▶ **MATERIAL PROVIDED**:
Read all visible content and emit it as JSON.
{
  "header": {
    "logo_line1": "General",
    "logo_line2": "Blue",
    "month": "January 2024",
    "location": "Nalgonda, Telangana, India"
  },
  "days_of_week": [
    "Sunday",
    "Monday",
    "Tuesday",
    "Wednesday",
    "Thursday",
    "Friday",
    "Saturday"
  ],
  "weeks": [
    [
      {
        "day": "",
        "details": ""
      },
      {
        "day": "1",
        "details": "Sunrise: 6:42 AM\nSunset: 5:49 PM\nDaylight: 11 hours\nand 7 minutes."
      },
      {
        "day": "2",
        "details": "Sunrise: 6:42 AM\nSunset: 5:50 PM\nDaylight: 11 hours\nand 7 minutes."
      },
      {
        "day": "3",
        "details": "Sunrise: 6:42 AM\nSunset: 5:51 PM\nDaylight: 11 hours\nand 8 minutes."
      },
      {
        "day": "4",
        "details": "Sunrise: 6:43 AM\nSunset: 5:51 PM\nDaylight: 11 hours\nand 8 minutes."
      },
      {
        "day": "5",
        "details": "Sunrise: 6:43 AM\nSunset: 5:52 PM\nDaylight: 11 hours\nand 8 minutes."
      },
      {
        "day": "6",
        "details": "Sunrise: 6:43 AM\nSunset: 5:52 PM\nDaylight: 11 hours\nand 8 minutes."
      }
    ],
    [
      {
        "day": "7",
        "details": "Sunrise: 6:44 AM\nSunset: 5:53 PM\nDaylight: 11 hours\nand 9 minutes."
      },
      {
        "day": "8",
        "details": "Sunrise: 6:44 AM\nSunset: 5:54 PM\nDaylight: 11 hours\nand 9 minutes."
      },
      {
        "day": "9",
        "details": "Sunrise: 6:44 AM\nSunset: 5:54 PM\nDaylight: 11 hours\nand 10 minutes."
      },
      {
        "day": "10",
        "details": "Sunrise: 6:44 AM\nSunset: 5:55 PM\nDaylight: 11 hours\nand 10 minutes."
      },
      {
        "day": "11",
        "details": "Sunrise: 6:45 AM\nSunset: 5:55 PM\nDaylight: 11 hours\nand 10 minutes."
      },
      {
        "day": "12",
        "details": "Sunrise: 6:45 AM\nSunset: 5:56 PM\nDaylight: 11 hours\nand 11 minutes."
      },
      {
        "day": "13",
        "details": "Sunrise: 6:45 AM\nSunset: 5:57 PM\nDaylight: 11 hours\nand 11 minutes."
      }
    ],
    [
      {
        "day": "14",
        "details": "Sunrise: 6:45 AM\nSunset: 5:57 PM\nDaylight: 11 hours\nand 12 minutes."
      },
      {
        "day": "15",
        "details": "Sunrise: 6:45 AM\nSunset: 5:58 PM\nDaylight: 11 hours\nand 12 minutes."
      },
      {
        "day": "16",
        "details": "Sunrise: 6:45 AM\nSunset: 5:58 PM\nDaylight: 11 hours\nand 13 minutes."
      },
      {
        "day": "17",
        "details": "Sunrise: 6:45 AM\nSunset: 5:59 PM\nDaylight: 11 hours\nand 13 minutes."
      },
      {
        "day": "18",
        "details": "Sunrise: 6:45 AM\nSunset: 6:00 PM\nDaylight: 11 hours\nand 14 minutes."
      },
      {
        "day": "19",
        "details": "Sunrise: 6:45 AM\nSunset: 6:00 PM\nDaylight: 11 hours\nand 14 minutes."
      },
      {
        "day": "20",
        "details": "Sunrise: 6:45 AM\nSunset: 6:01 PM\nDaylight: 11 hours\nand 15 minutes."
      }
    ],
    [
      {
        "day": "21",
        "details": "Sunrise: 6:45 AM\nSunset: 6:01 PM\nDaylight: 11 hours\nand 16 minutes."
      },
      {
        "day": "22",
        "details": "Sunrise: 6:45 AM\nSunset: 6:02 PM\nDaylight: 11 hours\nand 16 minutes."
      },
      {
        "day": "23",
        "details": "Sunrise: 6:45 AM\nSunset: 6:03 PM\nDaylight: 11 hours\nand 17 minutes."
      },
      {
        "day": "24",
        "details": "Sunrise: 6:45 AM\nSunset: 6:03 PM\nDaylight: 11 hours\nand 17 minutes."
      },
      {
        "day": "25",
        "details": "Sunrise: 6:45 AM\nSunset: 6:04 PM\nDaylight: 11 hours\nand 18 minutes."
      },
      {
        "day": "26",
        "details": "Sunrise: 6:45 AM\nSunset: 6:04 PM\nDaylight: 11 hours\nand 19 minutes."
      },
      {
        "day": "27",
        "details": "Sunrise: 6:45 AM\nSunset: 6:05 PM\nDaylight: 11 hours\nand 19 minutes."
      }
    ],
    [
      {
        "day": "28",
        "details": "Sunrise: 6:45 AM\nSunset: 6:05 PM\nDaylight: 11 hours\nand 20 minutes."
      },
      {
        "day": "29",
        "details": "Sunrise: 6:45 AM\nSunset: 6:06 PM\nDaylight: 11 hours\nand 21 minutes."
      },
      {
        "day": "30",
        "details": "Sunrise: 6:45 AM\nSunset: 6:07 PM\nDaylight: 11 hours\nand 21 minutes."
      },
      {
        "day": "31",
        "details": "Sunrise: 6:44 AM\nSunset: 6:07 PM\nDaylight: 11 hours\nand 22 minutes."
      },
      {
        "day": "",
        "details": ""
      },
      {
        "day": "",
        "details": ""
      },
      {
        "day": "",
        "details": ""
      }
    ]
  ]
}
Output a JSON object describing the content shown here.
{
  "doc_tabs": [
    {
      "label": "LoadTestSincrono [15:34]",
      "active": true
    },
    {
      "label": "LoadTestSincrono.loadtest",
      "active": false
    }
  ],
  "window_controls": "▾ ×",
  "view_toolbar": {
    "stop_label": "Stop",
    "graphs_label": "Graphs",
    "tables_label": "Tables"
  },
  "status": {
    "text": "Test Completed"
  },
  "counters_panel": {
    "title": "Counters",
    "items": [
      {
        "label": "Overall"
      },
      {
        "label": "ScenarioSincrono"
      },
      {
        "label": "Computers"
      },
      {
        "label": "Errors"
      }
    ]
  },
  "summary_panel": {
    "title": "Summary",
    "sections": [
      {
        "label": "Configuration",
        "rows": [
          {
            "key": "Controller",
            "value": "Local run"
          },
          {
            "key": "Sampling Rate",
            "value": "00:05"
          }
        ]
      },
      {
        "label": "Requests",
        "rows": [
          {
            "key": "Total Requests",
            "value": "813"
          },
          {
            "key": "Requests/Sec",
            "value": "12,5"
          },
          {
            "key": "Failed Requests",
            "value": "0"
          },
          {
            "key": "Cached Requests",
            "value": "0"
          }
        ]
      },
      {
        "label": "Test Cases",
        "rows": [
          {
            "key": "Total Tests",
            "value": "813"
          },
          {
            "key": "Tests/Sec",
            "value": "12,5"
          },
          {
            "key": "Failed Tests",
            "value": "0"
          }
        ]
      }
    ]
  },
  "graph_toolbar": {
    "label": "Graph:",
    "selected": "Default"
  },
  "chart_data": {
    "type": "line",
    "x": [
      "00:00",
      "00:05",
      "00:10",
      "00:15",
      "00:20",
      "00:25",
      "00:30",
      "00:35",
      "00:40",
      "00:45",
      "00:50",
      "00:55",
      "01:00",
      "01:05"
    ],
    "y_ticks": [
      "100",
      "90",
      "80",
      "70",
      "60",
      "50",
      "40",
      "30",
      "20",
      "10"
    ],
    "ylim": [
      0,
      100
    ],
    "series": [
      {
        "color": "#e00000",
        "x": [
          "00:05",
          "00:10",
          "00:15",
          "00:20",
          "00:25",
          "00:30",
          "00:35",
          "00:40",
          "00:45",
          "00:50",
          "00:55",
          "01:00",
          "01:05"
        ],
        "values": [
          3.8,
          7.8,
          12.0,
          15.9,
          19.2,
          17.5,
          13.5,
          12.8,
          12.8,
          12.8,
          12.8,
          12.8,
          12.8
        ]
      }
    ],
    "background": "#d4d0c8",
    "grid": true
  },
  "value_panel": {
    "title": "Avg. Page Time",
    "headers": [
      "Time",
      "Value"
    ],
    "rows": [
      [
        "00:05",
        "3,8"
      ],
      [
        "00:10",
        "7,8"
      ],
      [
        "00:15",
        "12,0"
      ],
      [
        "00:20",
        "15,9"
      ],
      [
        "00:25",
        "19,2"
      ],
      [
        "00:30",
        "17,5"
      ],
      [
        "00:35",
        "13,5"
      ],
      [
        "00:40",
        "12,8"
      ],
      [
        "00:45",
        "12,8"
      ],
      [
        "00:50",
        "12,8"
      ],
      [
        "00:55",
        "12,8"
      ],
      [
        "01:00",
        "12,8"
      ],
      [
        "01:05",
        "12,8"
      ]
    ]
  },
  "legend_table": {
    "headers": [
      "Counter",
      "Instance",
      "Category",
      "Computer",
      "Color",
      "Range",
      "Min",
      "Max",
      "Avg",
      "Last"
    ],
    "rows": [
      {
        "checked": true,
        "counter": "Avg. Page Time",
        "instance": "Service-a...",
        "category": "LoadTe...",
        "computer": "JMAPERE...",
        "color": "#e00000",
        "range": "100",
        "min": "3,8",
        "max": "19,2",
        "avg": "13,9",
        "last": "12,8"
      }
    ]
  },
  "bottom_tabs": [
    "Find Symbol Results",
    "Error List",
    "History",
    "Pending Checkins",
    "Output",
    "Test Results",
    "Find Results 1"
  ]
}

▶ **WORK REQUIRED**:
Wherever "Requests" shows up in a line, copy that line.

▶ **RESULT OF THE TASK**:
        "label": "Requests",
            "key": "Total Requests",
            "key": "Requests/Sec",
            "key": "Failed Requests",
            "key": "Cached Requests",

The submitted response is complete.